* The problem: Only a number is wanted here: the number of lines of the data that include "lead".

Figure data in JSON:
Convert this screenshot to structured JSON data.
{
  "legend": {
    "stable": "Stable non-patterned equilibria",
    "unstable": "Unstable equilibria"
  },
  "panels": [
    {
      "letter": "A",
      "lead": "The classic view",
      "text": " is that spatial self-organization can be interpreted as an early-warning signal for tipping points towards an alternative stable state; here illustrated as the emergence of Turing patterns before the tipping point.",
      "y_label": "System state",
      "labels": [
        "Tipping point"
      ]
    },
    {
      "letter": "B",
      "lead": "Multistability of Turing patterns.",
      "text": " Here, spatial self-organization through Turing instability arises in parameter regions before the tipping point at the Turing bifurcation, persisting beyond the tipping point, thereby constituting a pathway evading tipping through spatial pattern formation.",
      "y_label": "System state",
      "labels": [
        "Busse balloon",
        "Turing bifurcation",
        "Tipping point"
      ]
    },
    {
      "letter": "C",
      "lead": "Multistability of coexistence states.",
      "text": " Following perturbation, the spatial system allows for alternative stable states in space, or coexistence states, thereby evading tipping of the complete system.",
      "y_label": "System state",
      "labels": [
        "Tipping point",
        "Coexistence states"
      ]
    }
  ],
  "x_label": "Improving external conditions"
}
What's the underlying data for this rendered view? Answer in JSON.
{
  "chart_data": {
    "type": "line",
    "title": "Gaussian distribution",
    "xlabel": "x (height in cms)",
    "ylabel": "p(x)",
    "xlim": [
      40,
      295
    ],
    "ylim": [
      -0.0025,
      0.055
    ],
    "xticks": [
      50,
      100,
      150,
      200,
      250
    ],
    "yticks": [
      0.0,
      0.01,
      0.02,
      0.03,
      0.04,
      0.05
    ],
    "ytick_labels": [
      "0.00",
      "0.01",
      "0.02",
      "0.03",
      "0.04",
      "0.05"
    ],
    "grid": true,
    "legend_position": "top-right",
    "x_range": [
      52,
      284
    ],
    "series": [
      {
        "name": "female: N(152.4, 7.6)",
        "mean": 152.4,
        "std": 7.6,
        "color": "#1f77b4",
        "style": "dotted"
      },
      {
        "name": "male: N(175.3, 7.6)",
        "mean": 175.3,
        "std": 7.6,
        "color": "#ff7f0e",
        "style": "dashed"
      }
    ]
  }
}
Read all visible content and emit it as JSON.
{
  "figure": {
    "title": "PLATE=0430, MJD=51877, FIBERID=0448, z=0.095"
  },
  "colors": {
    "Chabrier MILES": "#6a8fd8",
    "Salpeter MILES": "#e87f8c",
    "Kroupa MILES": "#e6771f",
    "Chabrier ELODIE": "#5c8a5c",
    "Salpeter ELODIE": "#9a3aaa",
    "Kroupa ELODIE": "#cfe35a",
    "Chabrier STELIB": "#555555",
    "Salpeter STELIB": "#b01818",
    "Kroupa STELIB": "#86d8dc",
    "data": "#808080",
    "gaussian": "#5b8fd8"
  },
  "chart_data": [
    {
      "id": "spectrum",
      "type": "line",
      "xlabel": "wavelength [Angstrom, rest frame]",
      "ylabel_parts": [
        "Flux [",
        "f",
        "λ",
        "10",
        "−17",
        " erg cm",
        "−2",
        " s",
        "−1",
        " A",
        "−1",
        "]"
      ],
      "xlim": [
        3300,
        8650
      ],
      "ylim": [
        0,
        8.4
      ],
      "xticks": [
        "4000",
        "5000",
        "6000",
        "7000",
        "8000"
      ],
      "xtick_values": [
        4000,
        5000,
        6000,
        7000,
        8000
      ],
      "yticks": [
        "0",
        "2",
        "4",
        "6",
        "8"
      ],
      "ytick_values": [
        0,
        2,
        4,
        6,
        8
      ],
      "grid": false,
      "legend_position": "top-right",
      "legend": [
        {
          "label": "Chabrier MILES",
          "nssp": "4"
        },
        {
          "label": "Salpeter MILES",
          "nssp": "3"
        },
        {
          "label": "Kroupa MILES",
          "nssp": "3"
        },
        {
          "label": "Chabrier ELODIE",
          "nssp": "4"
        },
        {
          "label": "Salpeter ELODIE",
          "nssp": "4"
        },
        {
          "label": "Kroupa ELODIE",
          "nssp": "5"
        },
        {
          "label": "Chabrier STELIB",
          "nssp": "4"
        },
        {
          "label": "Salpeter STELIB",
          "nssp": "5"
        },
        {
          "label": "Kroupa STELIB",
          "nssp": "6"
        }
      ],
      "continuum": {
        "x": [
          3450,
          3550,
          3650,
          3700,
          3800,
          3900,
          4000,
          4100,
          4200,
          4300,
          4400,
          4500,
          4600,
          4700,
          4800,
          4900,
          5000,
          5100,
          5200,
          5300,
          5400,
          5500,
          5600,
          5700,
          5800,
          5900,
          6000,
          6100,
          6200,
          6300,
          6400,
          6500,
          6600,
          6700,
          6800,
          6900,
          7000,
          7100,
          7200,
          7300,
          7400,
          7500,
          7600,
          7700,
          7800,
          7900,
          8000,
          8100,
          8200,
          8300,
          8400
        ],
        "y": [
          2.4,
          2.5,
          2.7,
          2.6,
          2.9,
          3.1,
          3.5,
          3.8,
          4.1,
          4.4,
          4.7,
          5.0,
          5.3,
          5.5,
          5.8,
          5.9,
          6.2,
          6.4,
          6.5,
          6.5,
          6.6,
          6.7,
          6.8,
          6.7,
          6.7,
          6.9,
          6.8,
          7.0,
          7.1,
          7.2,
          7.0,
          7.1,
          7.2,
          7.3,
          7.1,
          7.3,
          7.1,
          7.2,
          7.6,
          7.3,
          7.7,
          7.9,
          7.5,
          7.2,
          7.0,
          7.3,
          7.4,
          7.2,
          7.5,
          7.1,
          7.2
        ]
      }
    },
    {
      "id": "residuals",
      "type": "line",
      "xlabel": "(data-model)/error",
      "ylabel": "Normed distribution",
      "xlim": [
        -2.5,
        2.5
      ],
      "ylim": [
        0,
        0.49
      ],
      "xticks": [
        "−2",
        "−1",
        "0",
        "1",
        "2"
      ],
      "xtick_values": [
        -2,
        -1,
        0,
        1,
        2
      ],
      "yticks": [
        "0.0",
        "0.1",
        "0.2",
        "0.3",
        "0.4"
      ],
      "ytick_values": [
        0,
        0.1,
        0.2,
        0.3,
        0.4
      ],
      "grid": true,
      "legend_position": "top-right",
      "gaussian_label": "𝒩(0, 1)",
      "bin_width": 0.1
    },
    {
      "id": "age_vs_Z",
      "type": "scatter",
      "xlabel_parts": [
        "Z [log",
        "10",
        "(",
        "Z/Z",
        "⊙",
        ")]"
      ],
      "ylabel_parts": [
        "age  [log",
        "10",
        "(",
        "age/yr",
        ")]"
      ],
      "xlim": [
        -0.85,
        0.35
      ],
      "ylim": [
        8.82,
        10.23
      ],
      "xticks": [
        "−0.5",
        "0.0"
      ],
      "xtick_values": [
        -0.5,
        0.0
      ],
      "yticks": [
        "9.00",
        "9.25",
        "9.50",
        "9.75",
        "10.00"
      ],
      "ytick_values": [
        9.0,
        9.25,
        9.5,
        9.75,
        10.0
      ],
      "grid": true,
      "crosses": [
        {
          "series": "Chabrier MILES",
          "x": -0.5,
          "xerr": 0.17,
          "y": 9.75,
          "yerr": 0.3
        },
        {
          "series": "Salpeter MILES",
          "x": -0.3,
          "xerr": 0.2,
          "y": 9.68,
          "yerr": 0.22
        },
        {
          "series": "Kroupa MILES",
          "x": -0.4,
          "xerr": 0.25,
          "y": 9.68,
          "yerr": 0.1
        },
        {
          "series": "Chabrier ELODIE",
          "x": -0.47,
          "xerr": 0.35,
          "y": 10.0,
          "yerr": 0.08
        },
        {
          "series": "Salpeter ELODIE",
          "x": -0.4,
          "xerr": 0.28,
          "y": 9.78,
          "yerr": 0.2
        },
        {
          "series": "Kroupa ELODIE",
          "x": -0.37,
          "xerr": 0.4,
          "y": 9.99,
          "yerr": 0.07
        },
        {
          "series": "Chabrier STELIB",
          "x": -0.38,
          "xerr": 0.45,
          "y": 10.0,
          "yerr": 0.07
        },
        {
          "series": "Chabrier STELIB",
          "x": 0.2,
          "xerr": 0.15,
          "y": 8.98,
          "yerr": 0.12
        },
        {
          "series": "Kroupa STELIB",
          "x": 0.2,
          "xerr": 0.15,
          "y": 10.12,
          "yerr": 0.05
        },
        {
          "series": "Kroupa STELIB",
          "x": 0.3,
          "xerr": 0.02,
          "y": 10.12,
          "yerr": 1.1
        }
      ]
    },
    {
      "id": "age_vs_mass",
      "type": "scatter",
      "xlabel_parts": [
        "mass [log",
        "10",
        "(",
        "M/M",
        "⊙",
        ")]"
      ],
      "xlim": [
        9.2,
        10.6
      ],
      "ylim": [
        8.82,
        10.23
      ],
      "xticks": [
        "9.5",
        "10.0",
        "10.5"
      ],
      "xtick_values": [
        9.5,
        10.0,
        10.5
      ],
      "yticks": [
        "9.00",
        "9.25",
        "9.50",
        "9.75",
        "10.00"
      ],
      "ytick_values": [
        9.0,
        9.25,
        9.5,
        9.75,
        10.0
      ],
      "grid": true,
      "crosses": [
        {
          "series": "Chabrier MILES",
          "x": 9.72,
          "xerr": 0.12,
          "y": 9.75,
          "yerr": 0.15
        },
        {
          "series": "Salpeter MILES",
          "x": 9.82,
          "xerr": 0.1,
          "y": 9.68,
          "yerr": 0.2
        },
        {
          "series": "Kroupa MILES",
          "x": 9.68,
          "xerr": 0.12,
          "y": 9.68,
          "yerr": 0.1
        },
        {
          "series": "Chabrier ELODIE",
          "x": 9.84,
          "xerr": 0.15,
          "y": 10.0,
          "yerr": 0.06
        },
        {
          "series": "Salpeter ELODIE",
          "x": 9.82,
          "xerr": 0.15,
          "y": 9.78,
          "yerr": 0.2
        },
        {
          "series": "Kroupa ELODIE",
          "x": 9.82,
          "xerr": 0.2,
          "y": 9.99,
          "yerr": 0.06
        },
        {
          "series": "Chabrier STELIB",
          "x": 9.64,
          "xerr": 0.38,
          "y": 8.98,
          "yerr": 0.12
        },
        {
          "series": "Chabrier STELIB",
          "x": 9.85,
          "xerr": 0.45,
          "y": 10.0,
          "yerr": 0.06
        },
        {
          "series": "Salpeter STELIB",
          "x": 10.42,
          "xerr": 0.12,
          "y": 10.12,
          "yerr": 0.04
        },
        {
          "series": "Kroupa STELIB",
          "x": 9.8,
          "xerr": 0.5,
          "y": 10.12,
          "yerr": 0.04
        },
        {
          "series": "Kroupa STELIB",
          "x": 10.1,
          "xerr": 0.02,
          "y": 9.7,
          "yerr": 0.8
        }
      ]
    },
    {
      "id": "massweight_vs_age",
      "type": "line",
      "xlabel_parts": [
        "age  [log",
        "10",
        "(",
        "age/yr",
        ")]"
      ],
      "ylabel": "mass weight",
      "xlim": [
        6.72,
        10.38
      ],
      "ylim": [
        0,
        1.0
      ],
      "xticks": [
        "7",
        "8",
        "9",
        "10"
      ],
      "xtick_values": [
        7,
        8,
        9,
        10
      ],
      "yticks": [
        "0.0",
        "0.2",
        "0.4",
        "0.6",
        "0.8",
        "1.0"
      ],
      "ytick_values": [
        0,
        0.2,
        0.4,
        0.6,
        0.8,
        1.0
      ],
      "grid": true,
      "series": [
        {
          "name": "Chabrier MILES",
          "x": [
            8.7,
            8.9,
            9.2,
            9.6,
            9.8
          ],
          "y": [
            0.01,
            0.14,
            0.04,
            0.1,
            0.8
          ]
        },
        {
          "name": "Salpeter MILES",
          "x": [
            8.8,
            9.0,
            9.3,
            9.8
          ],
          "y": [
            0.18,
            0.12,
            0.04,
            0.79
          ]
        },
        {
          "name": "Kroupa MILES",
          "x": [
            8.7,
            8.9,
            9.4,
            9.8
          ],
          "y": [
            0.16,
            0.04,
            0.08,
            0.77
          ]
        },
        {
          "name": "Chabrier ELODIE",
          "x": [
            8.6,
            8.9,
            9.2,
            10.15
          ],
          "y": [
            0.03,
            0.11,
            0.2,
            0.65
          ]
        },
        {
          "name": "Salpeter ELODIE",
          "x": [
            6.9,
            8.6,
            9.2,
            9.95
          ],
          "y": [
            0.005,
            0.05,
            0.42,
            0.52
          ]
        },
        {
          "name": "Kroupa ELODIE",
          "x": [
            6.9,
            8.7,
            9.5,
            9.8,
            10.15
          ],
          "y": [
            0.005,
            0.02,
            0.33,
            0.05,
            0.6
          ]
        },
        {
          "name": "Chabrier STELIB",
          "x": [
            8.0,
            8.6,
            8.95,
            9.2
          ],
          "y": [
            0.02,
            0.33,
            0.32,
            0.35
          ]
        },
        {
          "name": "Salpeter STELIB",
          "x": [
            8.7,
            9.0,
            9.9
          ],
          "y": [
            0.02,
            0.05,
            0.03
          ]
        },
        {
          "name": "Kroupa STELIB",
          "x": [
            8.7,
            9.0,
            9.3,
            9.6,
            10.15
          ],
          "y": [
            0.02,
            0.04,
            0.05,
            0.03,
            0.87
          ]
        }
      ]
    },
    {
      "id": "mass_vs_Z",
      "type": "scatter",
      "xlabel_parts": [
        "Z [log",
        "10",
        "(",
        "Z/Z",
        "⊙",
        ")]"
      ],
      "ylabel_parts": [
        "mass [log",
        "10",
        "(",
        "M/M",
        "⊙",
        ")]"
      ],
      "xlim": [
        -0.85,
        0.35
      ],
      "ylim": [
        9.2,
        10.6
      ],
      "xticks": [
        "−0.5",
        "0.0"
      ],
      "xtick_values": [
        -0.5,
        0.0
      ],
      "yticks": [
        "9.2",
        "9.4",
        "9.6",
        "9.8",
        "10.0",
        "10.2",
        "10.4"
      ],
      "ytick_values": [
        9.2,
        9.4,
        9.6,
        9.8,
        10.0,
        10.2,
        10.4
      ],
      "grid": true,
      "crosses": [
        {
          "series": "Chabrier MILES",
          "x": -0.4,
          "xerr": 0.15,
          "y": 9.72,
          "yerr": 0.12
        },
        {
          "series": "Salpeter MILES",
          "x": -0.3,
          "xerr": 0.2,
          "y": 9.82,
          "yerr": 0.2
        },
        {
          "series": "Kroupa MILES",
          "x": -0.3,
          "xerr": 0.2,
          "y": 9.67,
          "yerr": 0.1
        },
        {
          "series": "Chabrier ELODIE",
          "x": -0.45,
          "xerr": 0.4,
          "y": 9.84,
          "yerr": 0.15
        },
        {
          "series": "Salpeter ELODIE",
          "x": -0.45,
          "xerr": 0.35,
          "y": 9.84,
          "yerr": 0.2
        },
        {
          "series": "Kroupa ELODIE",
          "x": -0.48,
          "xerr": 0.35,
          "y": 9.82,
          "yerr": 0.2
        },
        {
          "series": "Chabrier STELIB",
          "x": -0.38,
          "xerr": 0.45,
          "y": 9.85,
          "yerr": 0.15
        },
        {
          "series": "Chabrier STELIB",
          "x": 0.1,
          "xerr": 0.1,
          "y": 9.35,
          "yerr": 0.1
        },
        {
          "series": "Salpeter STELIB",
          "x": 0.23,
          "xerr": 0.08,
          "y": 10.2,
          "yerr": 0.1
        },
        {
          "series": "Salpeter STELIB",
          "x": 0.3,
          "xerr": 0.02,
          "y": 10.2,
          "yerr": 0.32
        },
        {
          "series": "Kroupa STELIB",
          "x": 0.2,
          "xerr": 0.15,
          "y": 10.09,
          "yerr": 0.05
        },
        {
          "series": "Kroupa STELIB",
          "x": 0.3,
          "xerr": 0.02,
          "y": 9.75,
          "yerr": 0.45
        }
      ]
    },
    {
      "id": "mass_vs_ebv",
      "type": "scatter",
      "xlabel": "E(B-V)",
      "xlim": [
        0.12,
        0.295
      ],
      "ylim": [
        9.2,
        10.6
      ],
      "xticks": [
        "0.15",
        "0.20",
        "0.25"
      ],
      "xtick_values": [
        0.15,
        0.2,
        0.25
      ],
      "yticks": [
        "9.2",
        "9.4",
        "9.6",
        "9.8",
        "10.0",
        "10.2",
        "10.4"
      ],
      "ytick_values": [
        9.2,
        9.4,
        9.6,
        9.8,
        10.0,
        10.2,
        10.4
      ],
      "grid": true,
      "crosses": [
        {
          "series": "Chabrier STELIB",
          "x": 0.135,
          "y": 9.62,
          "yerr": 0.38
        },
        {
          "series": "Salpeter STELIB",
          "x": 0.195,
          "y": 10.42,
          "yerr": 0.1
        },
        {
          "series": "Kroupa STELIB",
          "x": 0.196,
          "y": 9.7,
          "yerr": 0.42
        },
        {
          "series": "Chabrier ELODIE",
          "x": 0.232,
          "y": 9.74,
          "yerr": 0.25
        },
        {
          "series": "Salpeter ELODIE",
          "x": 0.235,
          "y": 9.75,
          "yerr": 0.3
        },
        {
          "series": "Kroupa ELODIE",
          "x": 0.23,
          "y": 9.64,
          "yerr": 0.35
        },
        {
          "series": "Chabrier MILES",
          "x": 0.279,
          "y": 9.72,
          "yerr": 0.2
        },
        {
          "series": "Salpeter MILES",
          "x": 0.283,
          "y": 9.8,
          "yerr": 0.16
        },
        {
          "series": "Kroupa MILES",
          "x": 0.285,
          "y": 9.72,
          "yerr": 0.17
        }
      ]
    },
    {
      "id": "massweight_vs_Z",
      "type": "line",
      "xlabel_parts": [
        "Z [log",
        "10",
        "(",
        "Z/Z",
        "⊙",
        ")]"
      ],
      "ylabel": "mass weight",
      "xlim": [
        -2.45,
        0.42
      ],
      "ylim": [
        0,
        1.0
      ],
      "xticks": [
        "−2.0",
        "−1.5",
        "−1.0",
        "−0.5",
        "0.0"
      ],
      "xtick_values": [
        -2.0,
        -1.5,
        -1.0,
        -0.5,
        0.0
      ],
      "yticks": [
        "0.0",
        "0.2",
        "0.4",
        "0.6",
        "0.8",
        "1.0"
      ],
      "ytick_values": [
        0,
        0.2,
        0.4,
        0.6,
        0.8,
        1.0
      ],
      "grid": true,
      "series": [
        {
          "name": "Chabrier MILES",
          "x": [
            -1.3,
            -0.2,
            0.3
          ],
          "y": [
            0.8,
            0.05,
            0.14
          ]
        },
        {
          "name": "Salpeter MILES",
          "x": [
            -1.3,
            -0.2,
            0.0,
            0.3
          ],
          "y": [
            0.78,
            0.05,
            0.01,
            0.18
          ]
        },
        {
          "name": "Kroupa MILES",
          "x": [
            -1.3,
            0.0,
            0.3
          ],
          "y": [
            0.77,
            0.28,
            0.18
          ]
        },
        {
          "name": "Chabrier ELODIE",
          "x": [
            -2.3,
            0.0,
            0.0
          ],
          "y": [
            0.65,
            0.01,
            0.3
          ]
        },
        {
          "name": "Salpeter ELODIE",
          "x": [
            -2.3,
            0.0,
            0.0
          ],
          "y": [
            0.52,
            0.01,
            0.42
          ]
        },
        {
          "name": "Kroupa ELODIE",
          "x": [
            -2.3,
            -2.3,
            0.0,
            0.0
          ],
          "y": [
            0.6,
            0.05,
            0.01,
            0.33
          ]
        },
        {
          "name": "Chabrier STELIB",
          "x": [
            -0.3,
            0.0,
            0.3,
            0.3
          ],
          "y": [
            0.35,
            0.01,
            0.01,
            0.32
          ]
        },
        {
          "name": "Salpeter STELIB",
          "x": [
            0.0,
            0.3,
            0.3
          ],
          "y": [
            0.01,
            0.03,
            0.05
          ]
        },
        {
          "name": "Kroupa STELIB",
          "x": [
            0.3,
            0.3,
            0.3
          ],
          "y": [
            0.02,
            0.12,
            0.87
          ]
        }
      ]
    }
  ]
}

* Response for this exercise: 3